EXERCISE DIRECTIONS - Everything in the entries below should be restated exactly, except for the pictures.

INFORMATION SHOWN -
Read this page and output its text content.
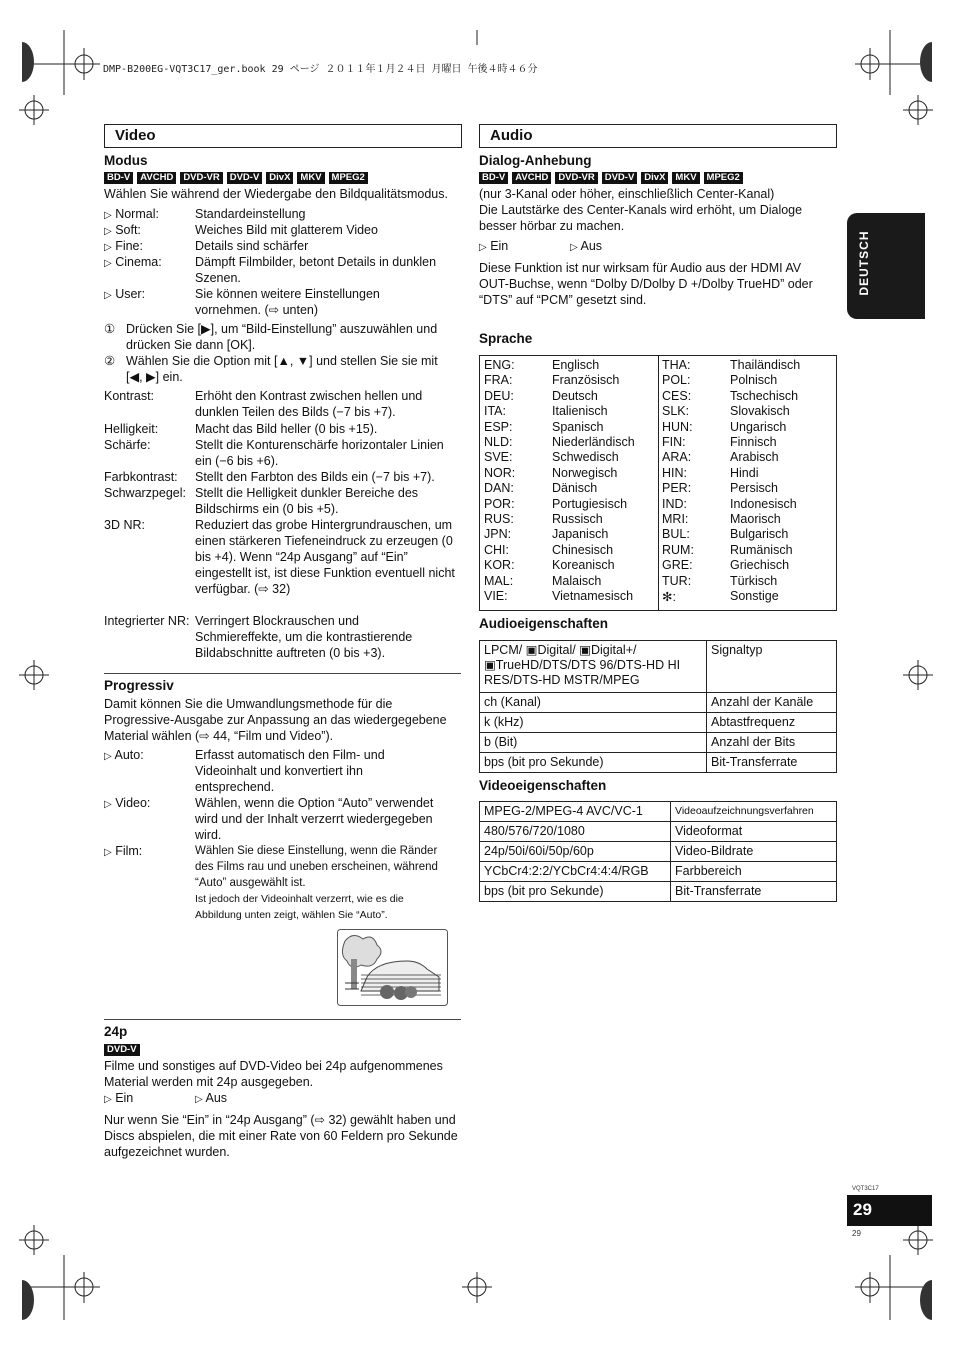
DMP-B200EG-VQT3C17_ger.book 29 ページ ２０１１年１月２４日 月曜日 午後４時４６分
DEUTSCH
Video
Modus
BD-V	AVCHD	DVD-VR	DVD-V	DivX	MKV	MPEG2
Wählen Sie während der Wiedergabe den Bildqualitätsmodus.
▷ Normal:	Standardeinstellung
▷ Soft:	Weiches Bild mit glatterem Video
▷ Fine:	Details sind schärfer
▷ Cinema:	Dämpft Filmbilder, betont Details in dunklen Szenen.
▷ User:	Sie können weitere Einstellungen vornehmen. (⇨ unten)
① Drücken Sie [▶], um “Bild-Einstellung” auszuwählen und drücken Sie dann [OK].
② Wählen Sie die Option mit [▲, ▼] und stellen Sie sie mit [◀, ▶] ein.
Kontrast:	Erhöht den Kontrast zwischen hellen und dunklen Teilen des Bilds (−7 bis +7).
Helligkeit:	Macht das Bild heller (0 bis +15).
Schärfe:	Stellt die Konturenschärfe horizontaler Linien ein (−6 bis +6).
Farbkontrast: Stellt den Farbton des Bilds ein (−7 bis +7).
Schwarzpegel: Stellt die Helligkeit dunkler Bereiche des Bildschirms ein (0 bis +5).
3D NR:	Reduziert das grobe Hintergrundrauschen, um einen stärkeren Tiefeneindruck zu erzeugen (0 bis +4). Wenn “24p Ausgang” auf “Ein” eingestellt ist, ist diese Funktion eventuell nicht verfügbar. (⇨ 32)
Integrierter NR: Verringert Blockrauschen und Schmiereffekte, um die kontrastierende Bildabschnitte auftreten (0 bis +3).
Progressiv
Damit können Sie die Umwandlungsmethode für die Progressive-Ausgabe zur Anpassung an das wiedergegebene Material wählen (⇨ 44, “Film und Video”).
▷ Auto:	Erfasst automatisch den Film- und Videoinhalt und konvertiert ihn entsprechend.
▷ Video:	Wählen, wenn die Option “Auto” verwendet wird und der Inhalt verzerrt wiedergegeben wird.
▷ Film:	Wählen Sie diese Einstellung, wenn die Ränder des Films rau und uneben erscheinen, während “Auto” ausgewählt ist.
Ist jedoch der Videoinhalt verzerrt, wie es die Abbildung unten zeigt, wählen Sie “Auto”.
24p
DVD-V
Filme und sonstiges auf DVD-Video bei 24p aufgenommenes Material werden mit 24p ausgegeben.
▷ Ein	▷ Aus
Nur wenn Sie “Ein” in “24p Ausgang” (⇨ 32) gewählt haben und Discs abspielen, die mit einer Rate von 60 Feldern pro Sekunde aufgezeichnet wurden.
Audio
Dialog-Anhebung
BD-V	AVCHD	DVD-VR	DVD-V	DivX	MKV	MPEG2
(nur 3-Kanal oder höher, einschließlich Center-Kanal)
Die Lautstärke des Center-Kanals wird erhöht, um Dialoge besser hörbar zu machen.
▷ Ein	▷ Aus
Diese Funktion ist nur wirksam für Audio aus der HDMI AV OUT-Buchse, wenn “Dolby D/Dolby D +/Dolby TrueHD” oder “DTS” auf “PCM” gesetzt sind.
Sprache
ENG:	Englisch
FRA:	Französisch
DEU:	Deutsch
ITA:	Italienisch
ESP:	Spanisch
NLD:	Niederländisch
SVE:	Schwedisch
NOR:	Norwegisch
DAN:	Dänisch
POR:	Portugiesisch
RUS:	Russisch
JPN:	Japanisch
CHI:	Chinesisch
KOR:	Koreanisch
MAL:	Malaisch
VIE:	Vietnamesisch
THA:	Thailändisch
POL:	Polnisch
CES:	Tschechisch
SLK:	Slovakisch
HUN:	Ungarisch
FIN:	Finnisch
ARA:	Arabisch
HIN:	Hindi
PER:	Persisch
IND:	Indonesisch
MRI:	Maorisch
BUL:	Bulgarisch
RUM:	Rumänisch
GRE:	Griechisch
TUR:	Türkisch
✻:	Sonstige
Audioeigenschaften
LPCM/ ▣Digital/ ▣Digital+/ ▣TrueHD/DTS/DTS 96/DTS-HD HI RES/DTS-HD MSTR/MPEG	Signaltyp
ch (Kanal)	Anzahl der Kanäle
k (kHz)	Abtastfrequenz
b (Bit)	Anzahl der Bits
bps (bit pro Sekunde)	Bit-Transferrate
Videoeigenschaften
MPEG-2/MPEG-4 AVC/VC-1	Videoaufzeichnungsverfahren
480/576/720/1080	Videoformat
24p/50i/60i/50p/60p	Video-Bildrate
YCbCr4:2:2/YCbCr4:4:4/RGB	Farbbereich
bps (bit pro Sekunde)	Bit-Transferrate
VQT3C17
29
29
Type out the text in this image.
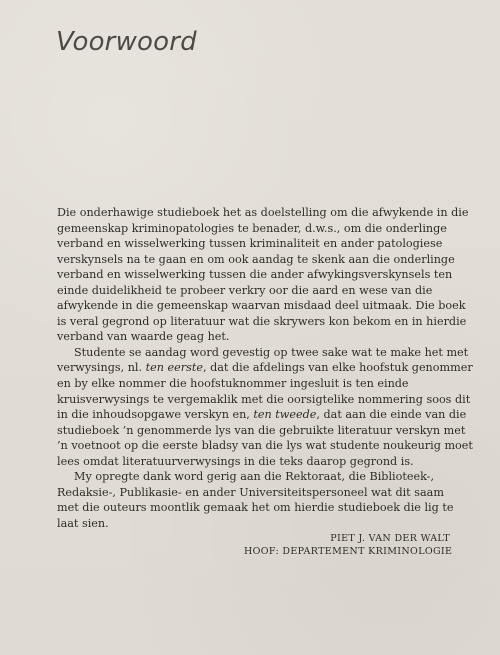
Voorwoord
Die onderhawige studieboek het as doelstelling om die afwykende in die
gemeenskap kriminopatologies te benader, d.w.s., om die onderlinge
verband en wisselwerking tussen kriminaliteit en ander patologiese
verskynsels na te gaan en om ook aandag te skenk aan die onderlinge
verband en wisselwerking tussen die ander afwykingsverskynsels ten
einde duidelikheid te probeer verkry oor die aard en wese van die
afwykende in die gemeenskap waarvan misdaad deel uitmaak. Die boek
is veral gegrond op literatuur wat die skrywers kon bekom en in hierdie
verband van waarde geag het.
Studente se aandag word gevestig op twee sake wat te make het met
verwysings, nl. ten eerste, dat die afdelings van elke hoofstuk genommer
en by elke nommer die hoofstuknommer ingesluit is ten einde
kruisverwysings te vergemaklik met die oorsigtelike nommering soos dit
in die inhoudsopgawe verskyn en, ten tweede, dat aan die einde van die
studieboek ’n genommerde lys van die gebruikte literatuur verskyn met
’n voetnoot op die eerste bladsy van die lys wat studente noukeurig moet
lees omdat literatuurverwysings in die teks daarop gegrond is.
My opregte dank word gerig aan die Rektoraat, die Biblioteek-,
Redaksie-, Publikasie- en ander Universiteitspersoneel wat dit saam
met die outeurs moontlik gemaak het om hierdie studieboek die lig te
laat sien.
PIET J. VAN DER WALT
HOOF: DEPARTEMENT KRIMINOLOGIE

TASK ANSWER -
Read this page and output its text content.
DMP-B200EG-VQT3C17_ger.book 29 ページ ２０１１年１月２４日 月曜日 午後４時４６分
DEUTSCH
Video
Modus
BD-V	AVCHD	DVD-VR	DVD-V	DivX	MKV	MPEG2
Wählen Sie während der Wiedergabe den Bildqualitätsmodus.
▷ Normal:	Standardeinstellung
▷ Soft:	Weiches Bild mit glatterem Video
▷ Fine:	Details sind schärfer
▷ Cinema:	Dämpft Filmbilder, betont Details in dunklen Szenen.
▷ User:	Sie können weitere Einstellungen vornehmen. (⇨ unten)
① Drücken Sie [▶], um “Bild-Einstellung” auszuwählen und drücken Sie dann [OK].
② Wählen Sie die Option mit [▲, ▼] und stellen Sie sie mit [◀, ▶] ein.
Kontrast:	Erhöht den Kontrast zwischen hellen und dunklen Teilen des Bilds (−7 bis +7).
Helligkeit:	Macht das Bild heller (0 bis +15).
Schärfe:	Stellt die Konturenschärfe horizontaler Linien ein (−6 bis +6).
Farbkontrast: Stellt den Farbton des Bilds ein (−7 bis +7).
Schwarzpegel: Stellt die Helligkeit dunkler Bereiche des Bildschirms ein (0 bis +5).
3D NR:	Reduziert das grobe Hintergrundrauschen, um einen stärkeren Tiefeneindruck zu erzeugen (0 bis +4). Wenn “24p Ausgang” auf “Ein” eingestellt ist, ist diese Funktion eventuell nicht verfügbar. (⇨ 32)
Integrierter NR: Verringert Blockrauschen und Schmiereffekte, um die kontrastierende Bildabschnitte auftreten (0 bis +3).
Progressiv
Damit können Sie die Umwandlungsmethode für die Progressive-Ausgabe zur Anpassung an das wiedergegebene Material wählen (⇨ 44, “Film und Video”).
▷ Auto:	Erfasst automatisch den Film- und Videoinhalt und konvertiert ihn entsprechend.
▷ Video:	Wählen, wenn die Option “Auto” verwendet wird und der Inhalt verzerrt wiedergegeben wird.
▷ Film:	Wählen Sie diese Einstellung, wenn die Ränder des Films rau und uneben erscheinen, während “Auto” ausgewählt ist.
Ist jedoch der Videoinhalt verzerrt, wie es die Abbildung unten zeigt, wählen Sie “Auto”.
24p
DVD-V
Filme und sonstiges auf DVD-Video bei 24p aufgenommenes Material werden mit 24p ausgegeben.
▷ Ein	▷ Aus
Nur wenn Sie “Ein” in “24p Ausgang” (⇨ 32) gewählt haben und Discs abspielen, die mit einer Rate von 60 Feldern pro Sekunde aufgezeichnet wurden.
Audio
Dialog-Anhebung
BD-V	AVCHD	DVD-VR	DVD-V	DivX	MKV	MPEG2
(nur 3-Kanal oder höher, einschließlich Center-Kanal)
Die Lautstärke des Center-Kanals wird erhöht, um Dialoge besser hörbar zu machen.
▷ Ein	▷ Aus
Diese Funktion ist nur wirksam für Audio aus der HDMI AV OUT-Buchse, wenn “Dolby D/Dolby D +/Dolby TrueHD” oder “DTS” auf “PCM” gesetzt sind.
Sprache
ENG:	Englisch
FRA:	Französisch
DEU:	Deutsch
ITA:	Italienisch
ESP:	Spanisch
NLD:	Niederländisch
SVE:	Schwedisch
NOR:	Norwegisch
DAN:	Dänisch
POR:	Portugiesisch
RUS:	Russisch
JPN:	Japanisch
CHI:	Chinesisch
KOR:	Koreanisch
MAL:	Malaisch
VIE:	Vietnamesisch
THA:	Thailändisch
POL:	Polnisch
CES:	Tschechisch
SLK:	Slovakisch
HUN:	Ungarisch
FIN:	Finnisch
ARA:	Arabisch
HIN:	Hindi
PER:	Persisch
IND:	Indonesisch
MRI:	Maorisch
BUL:	Bulgarisch
RUM:	Rumänisch
GRE:	Griechisch
TUR:	Türkisch
✻:	Sonstige
Audioeigenschaften
LPCM/ ▣Digital/ ▣Digital+/ ▣TrueHD/DTS/DTS 96/DTS-HD HI RES/DTS-HD MSTR/MPEG	Signaltyp
ch (Kanal)	Anzahl der Kanäle
k (kHz)	Abtastfrequenz
b (Bit)	Anzahl der Bits
bps (bit pro Sekunde)	Bit-Transferrate
Videoeigenschaften
MPEG-2/MPEG-4 AVC/VC-1	Videoaufzeichnungsverfahren
480/576/720/1080	Videoformat
24p/50i/60i/50p/60p	Video-Bildrate
YCbCr4:2:2/YCbCr4:4:4/RGB	Farbbereich
bps (bit pro Sekunde)	Bit-Transferrate
VQT3C17
29
29
Type out the text in this image.
Voorwoord
Die onderhawige studieboek het as doelstelling om die afwykende in die
gemeenskap kriminopatologies te benader, d.w.s., om die onderlinge
verband en wisselwerking tussen kriminaliteit en ander patologiese
verskynsels na te gaan en om ook aandag te skenk aan die onderlinge
verband en wisselwerking tussen die ander afwykingsverskynsels ten
einde duidelikheid te probeer verkry oor die aard en wese van die
afwykende in die gemeenskap waarvan misdaad deel uitmaak. Die boek
is veral gegrond op literatuur wat die skrywers kon bekom en in hierdie
verband van waarde geag het.
Studente se aandag word gevestig op twee sake wat te make het met
verwysings, nl. ten eerste, dat die afdelings van elke hoofstuk genommer
en by elke nommer die hoofstuknommer ingesluit is ten einde
kruisverwysings te vergemaklik met die oorsigtelike nommering soos dit
in die inhoudsopgawe verskyn en, ten tweede, dat aan die einde van die
studieboek ’n genommerde lys van die gebruikte literatuur verskyn met
’n voetnoot op die eerste bladsy van die lys wat studente noukeurig moet
lees omdat literatuurverwysings in die teks daarop gegrond is.
My opregte dank word gerig aan die Rektoraat, die Biblioteek-,
Redaksie-, Publikasie- en ander Universiteitspersoneel wat dit saam
met die outeurs moontlik gemaak het om hierdie studieboek die lig te
laat sien.
PIET J. VAN DER WALT
HOOF: DEPARTEMENT KRIMINOLOGIE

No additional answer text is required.